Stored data

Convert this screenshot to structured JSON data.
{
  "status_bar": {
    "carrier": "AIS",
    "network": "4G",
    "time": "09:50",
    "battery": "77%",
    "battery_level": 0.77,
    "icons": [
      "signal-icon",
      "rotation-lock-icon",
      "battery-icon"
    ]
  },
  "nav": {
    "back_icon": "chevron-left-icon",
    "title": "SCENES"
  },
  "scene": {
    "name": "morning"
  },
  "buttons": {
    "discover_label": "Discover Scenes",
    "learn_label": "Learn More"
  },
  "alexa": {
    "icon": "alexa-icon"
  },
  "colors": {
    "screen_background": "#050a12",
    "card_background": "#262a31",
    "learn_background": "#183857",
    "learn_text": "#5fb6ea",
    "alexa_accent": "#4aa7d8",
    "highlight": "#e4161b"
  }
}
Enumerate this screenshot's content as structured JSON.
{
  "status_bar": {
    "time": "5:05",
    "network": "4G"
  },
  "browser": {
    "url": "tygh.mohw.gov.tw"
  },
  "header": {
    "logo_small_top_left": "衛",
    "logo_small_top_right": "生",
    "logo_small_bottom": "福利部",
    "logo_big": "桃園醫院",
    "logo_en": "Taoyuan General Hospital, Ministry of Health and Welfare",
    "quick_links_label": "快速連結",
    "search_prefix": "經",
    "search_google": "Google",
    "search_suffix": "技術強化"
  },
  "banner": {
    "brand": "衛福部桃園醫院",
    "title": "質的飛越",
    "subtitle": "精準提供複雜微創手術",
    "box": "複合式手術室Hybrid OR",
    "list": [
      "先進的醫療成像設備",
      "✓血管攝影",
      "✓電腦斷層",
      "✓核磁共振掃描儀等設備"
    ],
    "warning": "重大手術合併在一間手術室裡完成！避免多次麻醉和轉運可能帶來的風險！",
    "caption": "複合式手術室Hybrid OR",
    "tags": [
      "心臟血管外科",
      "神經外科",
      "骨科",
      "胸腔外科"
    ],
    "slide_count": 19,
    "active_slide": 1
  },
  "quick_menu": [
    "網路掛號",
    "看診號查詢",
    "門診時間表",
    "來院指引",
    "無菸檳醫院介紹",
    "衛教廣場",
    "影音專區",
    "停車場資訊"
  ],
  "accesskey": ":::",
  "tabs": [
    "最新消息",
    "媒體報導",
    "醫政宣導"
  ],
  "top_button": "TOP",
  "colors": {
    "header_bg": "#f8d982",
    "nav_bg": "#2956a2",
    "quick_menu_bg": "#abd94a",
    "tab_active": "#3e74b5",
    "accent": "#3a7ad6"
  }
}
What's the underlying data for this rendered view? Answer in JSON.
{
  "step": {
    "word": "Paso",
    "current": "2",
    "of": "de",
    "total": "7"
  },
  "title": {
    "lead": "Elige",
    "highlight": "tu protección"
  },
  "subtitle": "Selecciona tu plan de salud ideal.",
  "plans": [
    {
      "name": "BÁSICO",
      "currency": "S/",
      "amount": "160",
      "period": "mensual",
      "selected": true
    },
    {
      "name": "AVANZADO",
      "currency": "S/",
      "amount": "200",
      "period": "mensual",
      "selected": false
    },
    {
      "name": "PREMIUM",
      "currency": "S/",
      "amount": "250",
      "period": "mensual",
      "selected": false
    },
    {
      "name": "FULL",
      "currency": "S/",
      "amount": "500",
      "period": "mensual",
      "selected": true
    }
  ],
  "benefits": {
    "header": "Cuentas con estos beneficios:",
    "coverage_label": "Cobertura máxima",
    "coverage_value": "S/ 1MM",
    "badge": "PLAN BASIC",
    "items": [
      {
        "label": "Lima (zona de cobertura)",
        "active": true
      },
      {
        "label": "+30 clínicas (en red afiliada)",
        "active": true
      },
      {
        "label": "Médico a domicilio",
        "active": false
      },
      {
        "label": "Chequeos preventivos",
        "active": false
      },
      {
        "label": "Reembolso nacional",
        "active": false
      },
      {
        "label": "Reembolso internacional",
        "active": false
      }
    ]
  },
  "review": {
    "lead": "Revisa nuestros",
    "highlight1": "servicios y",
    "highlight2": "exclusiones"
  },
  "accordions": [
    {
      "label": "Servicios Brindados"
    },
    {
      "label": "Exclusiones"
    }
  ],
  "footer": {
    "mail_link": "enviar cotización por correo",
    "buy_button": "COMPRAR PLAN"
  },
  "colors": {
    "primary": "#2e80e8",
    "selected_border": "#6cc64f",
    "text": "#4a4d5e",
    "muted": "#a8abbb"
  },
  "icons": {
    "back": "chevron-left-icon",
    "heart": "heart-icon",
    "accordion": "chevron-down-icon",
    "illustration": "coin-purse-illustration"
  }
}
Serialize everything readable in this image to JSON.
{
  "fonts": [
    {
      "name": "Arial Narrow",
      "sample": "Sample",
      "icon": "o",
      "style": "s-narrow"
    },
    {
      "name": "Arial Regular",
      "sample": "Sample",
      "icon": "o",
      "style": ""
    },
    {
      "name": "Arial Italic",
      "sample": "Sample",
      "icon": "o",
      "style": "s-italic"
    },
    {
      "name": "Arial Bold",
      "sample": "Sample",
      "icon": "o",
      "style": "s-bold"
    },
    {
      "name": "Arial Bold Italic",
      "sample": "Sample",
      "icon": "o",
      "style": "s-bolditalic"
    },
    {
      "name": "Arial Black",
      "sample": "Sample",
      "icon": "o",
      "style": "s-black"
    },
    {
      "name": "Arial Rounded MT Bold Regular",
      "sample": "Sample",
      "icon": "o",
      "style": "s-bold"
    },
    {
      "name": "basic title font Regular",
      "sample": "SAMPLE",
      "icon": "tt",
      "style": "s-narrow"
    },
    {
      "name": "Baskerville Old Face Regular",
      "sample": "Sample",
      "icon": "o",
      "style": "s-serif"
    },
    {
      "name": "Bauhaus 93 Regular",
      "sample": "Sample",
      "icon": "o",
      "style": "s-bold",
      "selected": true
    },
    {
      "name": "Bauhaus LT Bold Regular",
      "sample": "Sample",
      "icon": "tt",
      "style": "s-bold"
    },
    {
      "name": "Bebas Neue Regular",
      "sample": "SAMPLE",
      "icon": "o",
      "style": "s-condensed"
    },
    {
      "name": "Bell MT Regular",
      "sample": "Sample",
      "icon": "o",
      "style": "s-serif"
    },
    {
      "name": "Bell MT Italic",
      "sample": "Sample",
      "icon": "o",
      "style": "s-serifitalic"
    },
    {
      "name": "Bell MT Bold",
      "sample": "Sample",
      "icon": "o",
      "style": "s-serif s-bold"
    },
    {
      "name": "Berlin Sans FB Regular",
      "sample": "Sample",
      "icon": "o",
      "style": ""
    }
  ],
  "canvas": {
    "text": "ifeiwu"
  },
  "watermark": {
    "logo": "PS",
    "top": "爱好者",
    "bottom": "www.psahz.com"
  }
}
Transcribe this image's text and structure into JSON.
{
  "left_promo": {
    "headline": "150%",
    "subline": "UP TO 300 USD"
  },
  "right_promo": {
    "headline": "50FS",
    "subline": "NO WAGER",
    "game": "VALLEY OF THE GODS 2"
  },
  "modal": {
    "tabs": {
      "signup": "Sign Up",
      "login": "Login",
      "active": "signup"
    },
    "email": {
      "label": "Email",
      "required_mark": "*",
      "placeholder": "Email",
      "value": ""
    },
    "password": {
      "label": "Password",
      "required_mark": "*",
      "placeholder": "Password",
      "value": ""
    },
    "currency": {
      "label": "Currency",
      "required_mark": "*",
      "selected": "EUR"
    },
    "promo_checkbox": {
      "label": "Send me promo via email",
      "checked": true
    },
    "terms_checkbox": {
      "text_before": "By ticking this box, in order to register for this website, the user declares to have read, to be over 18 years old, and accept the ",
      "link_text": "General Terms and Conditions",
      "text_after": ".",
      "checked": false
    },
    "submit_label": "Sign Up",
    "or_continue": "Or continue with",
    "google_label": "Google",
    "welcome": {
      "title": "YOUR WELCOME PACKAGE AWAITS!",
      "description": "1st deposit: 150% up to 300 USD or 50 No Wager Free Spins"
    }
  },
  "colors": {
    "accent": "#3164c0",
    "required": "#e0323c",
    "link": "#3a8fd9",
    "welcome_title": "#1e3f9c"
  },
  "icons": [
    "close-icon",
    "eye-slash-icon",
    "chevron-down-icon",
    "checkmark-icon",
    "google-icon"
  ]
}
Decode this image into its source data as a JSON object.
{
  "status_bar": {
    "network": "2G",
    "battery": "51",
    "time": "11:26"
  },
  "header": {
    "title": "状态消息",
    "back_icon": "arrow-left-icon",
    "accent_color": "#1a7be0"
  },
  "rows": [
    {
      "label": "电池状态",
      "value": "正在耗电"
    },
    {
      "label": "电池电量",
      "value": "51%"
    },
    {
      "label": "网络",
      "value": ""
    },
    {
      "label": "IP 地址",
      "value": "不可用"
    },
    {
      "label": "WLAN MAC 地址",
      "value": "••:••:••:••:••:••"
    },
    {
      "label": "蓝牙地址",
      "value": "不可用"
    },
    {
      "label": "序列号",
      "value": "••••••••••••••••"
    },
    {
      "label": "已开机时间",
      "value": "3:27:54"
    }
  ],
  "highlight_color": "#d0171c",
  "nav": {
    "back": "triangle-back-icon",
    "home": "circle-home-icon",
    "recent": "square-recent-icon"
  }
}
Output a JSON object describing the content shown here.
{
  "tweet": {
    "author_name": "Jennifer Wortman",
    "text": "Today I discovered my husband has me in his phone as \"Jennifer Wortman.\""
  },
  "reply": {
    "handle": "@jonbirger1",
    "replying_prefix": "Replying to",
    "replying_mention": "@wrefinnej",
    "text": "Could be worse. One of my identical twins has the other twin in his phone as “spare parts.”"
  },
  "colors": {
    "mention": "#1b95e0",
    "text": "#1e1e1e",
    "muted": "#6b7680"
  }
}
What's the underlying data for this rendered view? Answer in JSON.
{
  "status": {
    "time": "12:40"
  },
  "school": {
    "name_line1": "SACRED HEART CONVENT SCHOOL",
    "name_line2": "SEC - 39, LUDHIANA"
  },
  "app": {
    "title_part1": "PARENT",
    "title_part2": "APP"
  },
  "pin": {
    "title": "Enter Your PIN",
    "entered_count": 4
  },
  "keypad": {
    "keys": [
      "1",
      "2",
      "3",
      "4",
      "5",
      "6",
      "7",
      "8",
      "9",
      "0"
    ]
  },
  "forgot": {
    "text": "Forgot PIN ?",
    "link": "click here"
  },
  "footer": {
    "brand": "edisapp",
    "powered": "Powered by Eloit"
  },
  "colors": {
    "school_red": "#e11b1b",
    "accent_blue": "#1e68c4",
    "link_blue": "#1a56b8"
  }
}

Task to complete
Scan the material above. Return every line containing the string "chevron".

Result for this exercise
    "back_icon": "chevron-left-icon",
    "back": "chevron-left-icon",
    "accordion": "chevron-down-icon",
    "chevron-down-icon",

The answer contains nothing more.